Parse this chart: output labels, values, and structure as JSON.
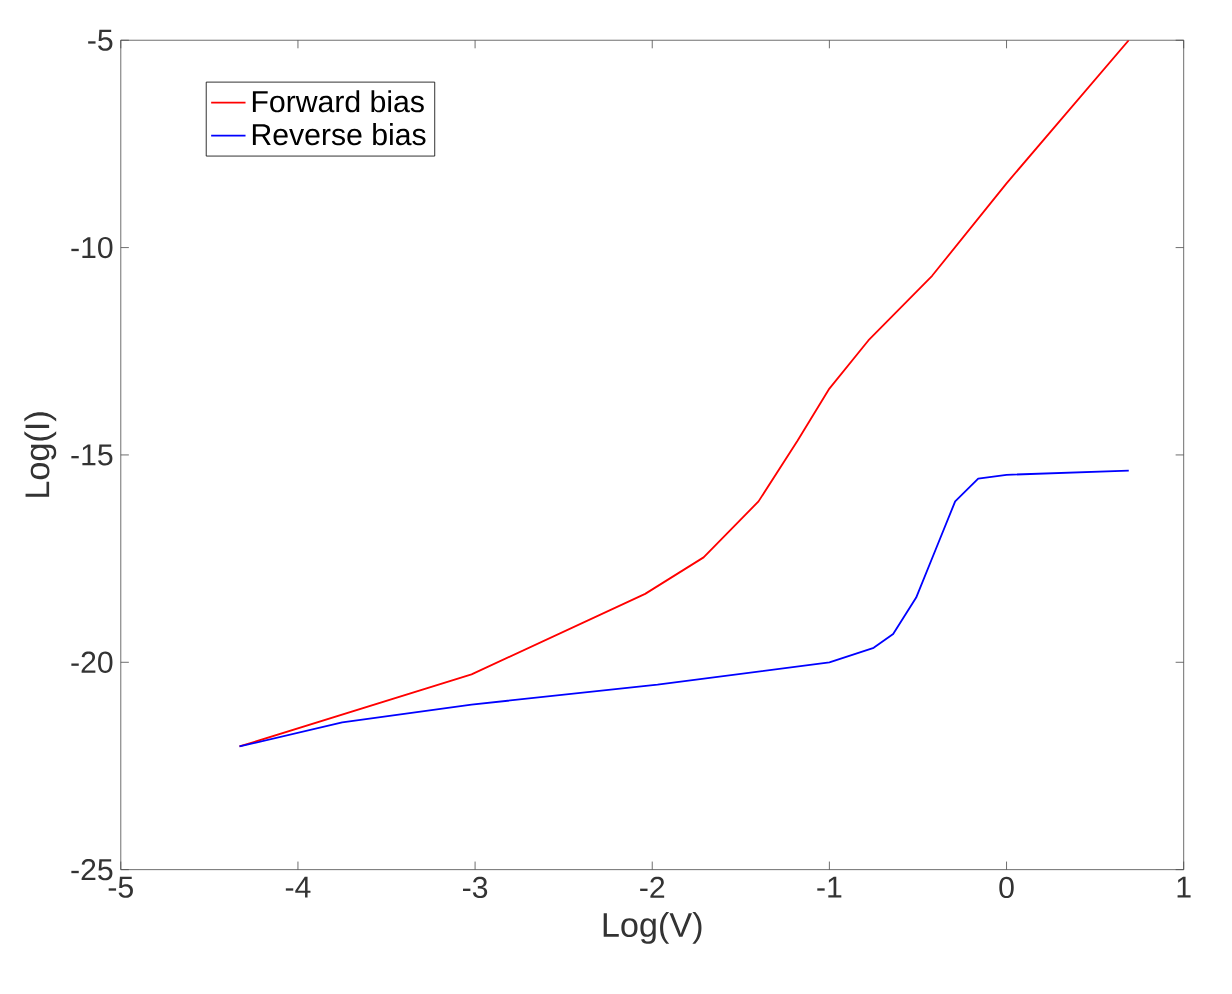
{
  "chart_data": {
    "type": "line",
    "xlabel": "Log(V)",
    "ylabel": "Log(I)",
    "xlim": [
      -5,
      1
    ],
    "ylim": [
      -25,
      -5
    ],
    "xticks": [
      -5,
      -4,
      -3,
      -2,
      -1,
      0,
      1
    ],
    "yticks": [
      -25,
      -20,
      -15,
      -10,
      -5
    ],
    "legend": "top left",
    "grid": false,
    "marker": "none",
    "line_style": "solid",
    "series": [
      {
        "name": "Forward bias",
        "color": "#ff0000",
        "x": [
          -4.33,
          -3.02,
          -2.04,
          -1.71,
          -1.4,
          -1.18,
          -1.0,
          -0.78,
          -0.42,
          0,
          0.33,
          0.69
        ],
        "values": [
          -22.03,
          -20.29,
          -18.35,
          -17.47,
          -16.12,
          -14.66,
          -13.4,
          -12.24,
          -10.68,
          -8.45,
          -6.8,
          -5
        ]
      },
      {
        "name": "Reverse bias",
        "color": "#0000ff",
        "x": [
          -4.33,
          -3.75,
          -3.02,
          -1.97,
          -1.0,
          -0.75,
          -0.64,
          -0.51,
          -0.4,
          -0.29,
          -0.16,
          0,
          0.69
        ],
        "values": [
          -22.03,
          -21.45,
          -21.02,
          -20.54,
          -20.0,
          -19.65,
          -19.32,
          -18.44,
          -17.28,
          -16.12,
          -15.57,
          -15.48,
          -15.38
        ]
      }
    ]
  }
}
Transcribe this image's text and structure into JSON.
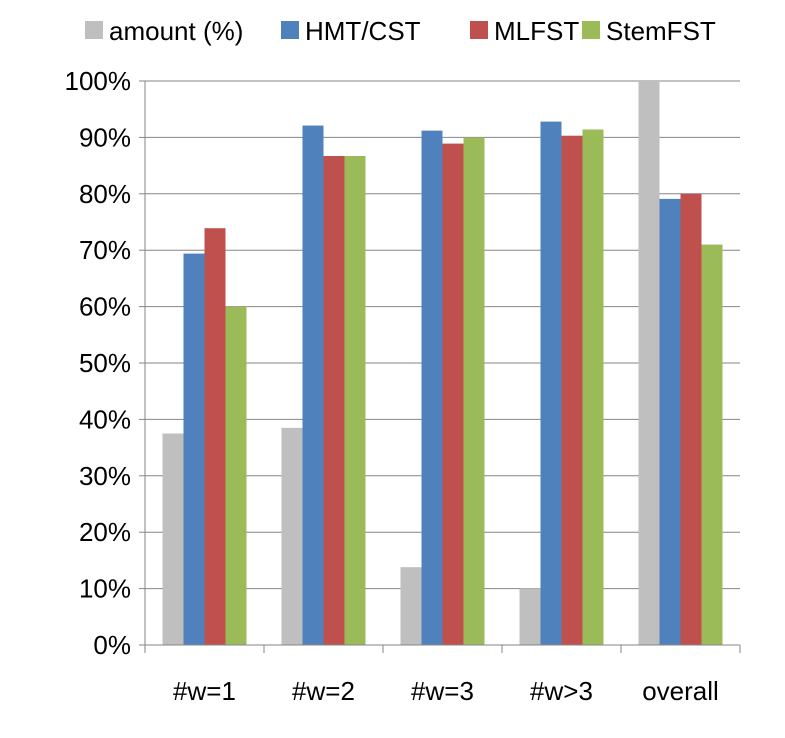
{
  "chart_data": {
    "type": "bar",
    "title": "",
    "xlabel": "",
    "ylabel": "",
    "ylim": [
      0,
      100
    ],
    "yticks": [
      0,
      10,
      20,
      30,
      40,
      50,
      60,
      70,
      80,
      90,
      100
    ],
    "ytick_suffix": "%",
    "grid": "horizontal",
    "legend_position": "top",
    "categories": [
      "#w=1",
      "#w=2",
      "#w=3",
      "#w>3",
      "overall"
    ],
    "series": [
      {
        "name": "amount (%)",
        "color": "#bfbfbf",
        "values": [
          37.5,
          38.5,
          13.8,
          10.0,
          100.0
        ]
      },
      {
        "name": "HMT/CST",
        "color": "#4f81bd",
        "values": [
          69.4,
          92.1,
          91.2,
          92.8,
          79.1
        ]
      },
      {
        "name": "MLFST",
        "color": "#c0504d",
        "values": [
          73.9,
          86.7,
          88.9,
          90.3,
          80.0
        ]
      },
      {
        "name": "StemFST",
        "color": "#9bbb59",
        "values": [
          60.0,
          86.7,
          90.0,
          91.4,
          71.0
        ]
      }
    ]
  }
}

=====

= GIVEN TASK =
Omit the pictures. Transcribe every record exactly.

= ANSWER TO THE PROBLEM =
Parse this chart: output labels, values, and structure as JSON.
{
  "chart_data": {
    "type": "line",
    "xlabel": "Log(V)",
    "ylabel": "Log(I)",
    "xlim": [
      -5,
      1
    ],
    "ylim": [
      -25,
      -5
    ],
    "xticks": [
      -5,
      -4,
      -3,
      -2,
      -1,
      0,
      1
    ],
    "yticks": [
      -25,
      -20,
      -15,
      -10,
      -5
    ],
    "legend": "top left",
    "grid": false,
    "marker": "none",
    "line_style": "solid",
    "series": [
      {
        "name": "Forward bias",
        "color": "#ff0000",
        "x": [
          -4.33,
          -3.02,
          -2.04,
          -1.71,
          -1.4,
          -1.18,
          -1.0,
          -0.78,
          -0.42,
          0,
          0.33,
          0.69
        ],
        "values": [
          -22.03,
          -20.29,
          -18.35,
          -17.47,
          -16.12,
          -14.66,
          -13.4,
          -12.24,
          -10.68,
          -8.45,
          -6.8,
          -5
        ]
      },
      {
        "name": "Reverse bias",
        "color": "#0000ff",
        "x": [
          -4.33,
          -3.75,
          -3.02,
          -1.97,
          -1.0,
          -0.75,
          -0.64,
          -0.51,
          -0.4,
          -0.29,
          -0.16,
          0,
          0.69
        ],
        "values": [
          -22.03,
          -21.45,
          -21.02,
          -20.54,
          -20.0,
          -19.65,
          -19.32,
          -18.44,
          -17.28,
          -16.12,
          -15.57,
          -15.48,
          -15.38
        ]
      }
    ]
  }
}
Transcribe this image's text and structure into JSON.
{
  "chart_data": {
    "type": "bar",
    "title": "",
    "xlabel": "",
    "ylabel": "",
    "ylim": [
      0,
      100
    ],
    "yticks": [
      0,
      10,
      20,
      30,
      40,
      50,
      60,
      70,
      80,
      90,
      100
    ],
    "ytick_suffix": "%",
    "grid": "horizontal",
    "legend_position": "top",
    "categories": [
      "#w=1",
      "#w=2",
      "#w=3",
      "#w>3",
      "overall"
    ],
    "series": [
      {
        "name": "amount (%)",
        "color": "#bfbfbf",
        "values": [
          37.5,
          38.5,
          13.8,
          10.0,
          100.0
        ]
      },
      {
        "name": "HMT/CST",
        "color": "#4f81bd",
        "values": [
          69.4,
          92.1,
          91.2,
          92.8,
          79.1
        ]
      },
      {
        "name": "MLFST",
        "color": "#c0504d",
        "values": [
          73.9,
          86.7,
          88.9,
          90.3,
          80.0
        ]
      },
      {
        "name": "StemFST",
        "color": "#9bbb59",
        "values": [
          60.0,
          86.7,
          90.0,
          91.4,
          71.0
        ]
      }
    ]
  }
}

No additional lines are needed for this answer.